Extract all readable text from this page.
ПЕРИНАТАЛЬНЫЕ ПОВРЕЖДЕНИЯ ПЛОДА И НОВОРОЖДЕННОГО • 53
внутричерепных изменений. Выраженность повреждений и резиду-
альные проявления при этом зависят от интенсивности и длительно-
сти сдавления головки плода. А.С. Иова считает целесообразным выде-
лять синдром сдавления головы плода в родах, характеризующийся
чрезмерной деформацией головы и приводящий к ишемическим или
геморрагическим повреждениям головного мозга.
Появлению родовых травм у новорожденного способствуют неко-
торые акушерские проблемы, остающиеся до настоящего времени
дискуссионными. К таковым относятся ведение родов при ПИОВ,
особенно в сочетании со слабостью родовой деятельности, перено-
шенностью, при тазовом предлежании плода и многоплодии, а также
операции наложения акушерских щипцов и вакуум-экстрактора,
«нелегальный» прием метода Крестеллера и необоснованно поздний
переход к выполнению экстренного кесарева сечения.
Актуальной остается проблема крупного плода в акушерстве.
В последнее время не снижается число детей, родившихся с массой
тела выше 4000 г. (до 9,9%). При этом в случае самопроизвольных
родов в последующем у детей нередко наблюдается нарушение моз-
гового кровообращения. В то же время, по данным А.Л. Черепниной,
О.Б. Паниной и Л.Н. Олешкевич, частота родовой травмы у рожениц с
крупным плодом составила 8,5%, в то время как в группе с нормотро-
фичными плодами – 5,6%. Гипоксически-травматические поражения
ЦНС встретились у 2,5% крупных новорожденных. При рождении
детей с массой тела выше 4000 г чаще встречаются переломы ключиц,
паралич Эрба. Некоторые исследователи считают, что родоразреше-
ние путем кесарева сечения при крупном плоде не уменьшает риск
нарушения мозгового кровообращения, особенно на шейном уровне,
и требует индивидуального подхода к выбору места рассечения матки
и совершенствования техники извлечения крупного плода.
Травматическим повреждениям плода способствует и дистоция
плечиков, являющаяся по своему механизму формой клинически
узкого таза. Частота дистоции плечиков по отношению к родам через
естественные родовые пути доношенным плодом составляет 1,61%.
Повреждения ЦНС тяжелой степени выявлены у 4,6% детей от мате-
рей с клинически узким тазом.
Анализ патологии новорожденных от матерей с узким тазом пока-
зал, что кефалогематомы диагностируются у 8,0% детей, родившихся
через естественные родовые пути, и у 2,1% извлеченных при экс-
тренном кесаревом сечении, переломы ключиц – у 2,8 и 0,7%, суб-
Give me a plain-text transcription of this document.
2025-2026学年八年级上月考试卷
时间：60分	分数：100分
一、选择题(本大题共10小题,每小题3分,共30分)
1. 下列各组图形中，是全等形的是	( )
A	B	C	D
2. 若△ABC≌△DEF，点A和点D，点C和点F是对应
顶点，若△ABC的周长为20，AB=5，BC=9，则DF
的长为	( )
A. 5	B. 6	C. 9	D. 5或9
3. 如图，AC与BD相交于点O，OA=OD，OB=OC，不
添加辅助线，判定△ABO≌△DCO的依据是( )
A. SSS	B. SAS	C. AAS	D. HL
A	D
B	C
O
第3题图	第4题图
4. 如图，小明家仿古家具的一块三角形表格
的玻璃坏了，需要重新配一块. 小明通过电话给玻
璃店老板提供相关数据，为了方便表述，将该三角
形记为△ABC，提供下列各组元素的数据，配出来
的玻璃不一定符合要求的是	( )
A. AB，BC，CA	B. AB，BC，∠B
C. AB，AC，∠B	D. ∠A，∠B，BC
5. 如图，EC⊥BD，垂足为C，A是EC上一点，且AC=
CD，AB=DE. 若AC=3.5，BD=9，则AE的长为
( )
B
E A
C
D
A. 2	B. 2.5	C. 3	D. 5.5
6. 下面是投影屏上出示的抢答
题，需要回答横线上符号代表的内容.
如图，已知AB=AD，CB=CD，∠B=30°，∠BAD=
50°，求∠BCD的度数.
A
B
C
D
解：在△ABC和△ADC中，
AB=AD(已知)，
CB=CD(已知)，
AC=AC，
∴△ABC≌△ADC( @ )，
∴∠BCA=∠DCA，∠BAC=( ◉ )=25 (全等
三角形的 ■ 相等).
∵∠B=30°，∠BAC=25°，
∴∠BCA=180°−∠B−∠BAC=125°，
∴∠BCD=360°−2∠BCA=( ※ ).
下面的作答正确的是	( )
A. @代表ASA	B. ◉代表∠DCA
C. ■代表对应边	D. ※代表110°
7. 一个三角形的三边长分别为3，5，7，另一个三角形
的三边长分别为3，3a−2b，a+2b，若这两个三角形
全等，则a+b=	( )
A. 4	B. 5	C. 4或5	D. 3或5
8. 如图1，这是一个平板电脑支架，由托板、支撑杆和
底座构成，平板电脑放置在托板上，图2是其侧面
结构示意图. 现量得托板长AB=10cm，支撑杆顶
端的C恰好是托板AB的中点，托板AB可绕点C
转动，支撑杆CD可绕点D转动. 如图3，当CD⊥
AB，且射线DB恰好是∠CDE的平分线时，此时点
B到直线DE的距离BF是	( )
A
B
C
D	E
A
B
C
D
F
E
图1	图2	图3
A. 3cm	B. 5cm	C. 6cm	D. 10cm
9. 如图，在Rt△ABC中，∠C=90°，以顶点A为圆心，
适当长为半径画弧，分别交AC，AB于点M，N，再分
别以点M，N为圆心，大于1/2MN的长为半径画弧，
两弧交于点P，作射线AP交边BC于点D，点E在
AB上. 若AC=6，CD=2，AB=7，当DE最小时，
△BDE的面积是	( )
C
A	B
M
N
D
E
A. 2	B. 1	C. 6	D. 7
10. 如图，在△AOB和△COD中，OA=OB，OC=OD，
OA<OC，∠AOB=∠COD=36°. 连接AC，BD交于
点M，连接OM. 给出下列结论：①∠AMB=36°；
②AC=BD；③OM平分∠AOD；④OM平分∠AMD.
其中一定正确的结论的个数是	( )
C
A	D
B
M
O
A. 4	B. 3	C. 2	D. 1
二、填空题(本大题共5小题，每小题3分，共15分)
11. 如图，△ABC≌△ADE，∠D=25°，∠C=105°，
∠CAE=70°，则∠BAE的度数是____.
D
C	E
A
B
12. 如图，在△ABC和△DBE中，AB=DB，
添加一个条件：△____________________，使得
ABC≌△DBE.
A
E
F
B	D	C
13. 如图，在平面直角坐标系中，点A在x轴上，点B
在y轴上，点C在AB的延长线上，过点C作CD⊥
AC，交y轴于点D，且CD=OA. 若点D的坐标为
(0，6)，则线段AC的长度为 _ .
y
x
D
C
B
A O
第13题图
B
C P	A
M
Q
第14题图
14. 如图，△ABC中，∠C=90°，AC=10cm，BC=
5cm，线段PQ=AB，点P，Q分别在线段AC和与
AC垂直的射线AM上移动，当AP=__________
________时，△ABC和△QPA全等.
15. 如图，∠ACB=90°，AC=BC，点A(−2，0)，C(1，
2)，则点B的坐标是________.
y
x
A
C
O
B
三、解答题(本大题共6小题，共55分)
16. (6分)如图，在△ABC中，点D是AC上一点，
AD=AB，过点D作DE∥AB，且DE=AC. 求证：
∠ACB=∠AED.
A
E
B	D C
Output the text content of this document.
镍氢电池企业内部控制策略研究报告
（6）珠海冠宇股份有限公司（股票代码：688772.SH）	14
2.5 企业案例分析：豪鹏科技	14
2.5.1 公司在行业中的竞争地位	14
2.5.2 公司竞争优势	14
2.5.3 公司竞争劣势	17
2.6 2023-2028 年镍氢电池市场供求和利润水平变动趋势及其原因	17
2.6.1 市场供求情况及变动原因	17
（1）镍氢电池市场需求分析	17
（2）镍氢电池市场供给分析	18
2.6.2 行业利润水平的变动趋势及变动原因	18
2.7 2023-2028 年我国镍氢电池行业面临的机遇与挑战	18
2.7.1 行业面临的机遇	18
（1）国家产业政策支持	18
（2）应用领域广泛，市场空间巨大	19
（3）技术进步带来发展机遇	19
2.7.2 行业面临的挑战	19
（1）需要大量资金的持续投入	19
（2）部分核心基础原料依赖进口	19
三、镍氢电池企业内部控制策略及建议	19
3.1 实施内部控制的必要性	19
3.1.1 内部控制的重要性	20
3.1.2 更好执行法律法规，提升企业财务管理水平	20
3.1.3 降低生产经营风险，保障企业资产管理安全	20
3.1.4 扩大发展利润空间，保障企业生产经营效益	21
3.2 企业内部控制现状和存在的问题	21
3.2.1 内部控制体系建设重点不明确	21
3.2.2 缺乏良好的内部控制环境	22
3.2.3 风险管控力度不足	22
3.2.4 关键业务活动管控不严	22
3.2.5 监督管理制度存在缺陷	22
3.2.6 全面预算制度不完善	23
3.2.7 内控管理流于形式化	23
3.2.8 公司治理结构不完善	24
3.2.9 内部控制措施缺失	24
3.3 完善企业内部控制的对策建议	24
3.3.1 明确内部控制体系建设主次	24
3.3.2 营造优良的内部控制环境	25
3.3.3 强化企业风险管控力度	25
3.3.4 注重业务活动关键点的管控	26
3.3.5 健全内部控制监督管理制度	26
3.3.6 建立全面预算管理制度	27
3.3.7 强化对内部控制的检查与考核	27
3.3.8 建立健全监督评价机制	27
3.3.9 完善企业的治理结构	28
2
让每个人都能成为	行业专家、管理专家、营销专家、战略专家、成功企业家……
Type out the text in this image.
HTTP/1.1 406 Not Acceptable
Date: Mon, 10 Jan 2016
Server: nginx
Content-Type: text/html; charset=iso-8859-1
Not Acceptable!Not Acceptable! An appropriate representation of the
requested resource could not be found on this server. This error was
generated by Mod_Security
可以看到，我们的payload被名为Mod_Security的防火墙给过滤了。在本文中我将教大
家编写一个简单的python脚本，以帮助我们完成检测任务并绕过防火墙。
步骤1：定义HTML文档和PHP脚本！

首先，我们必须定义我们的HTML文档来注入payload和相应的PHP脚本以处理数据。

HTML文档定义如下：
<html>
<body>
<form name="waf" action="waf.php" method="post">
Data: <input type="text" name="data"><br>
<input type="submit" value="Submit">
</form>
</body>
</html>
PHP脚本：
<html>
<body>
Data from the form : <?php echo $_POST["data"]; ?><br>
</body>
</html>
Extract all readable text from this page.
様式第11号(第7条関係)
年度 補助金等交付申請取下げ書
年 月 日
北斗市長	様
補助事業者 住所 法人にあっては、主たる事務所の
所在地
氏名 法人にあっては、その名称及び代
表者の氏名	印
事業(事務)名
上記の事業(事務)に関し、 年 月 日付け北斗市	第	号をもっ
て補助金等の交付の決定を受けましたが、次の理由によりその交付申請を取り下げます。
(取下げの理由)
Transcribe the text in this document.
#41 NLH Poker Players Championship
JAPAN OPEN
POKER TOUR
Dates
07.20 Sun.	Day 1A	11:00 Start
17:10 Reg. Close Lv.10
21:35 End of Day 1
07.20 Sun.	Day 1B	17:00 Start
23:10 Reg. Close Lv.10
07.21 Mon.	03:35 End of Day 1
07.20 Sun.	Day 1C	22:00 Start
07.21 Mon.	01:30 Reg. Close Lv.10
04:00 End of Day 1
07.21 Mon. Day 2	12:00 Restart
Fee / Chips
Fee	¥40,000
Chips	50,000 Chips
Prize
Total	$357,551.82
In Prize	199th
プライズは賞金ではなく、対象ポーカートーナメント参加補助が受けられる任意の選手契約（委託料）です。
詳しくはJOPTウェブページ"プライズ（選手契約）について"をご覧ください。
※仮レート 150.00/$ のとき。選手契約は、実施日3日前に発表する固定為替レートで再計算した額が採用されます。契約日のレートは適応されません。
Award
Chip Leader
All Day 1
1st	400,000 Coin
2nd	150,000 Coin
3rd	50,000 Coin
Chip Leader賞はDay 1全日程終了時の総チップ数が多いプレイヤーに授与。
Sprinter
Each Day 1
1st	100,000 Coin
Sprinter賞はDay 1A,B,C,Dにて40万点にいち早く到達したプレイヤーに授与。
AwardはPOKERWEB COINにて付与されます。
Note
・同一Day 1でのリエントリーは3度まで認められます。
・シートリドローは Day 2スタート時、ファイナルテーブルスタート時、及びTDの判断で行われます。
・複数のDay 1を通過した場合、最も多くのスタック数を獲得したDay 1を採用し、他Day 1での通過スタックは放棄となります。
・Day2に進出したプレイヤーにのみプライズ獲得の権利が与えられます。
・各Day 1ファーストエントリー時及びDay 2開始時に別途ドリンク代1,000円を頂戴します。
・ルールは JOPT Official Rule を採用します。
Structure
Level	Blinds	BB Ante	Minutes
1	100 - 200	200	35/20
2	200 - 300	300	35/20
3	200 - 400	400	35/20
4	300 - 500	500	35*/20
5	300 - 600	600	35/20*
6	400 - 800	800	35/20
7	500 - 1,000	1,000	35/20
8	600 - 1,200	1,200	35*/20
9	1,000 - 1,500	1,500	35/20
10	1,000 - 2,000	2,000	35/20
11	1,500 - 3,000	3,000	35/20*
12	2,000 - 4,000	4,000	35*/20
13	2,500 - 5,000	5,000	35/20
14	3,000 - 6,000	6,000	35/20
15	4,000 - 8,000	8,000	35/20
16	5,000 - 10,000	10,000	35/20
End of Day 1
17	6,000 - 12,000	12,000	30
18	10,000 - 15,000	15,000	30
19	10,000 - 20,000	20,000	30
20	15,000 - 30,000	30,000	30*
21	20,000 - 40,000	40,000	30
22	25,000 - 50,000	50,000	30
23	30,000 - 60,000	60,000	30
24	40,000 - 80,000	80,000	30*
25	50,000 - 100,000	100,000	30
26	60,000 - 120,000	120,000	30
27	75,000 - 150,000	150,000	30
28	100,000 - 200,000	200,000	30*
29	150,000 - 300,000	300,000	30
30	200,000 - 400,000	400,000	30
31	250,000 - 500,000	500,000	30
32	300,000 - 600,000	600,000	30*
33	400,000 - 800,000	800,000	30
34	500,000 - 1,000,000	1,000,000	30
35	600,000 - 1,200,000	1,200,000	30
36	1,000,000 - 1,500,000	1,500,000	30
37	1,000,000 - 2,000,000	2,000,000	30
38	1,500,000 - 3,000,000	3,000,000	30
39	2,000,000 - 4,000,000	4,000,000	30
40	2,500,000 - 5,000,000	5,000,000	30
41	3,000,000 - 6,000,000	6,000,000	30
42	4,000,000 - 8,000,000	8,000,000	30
**********
Where a line holds "Data", copy that line.

Data: <input type="text" name="data"><br>
Data from the form : <?php echo $_POST["data"]; ?><br>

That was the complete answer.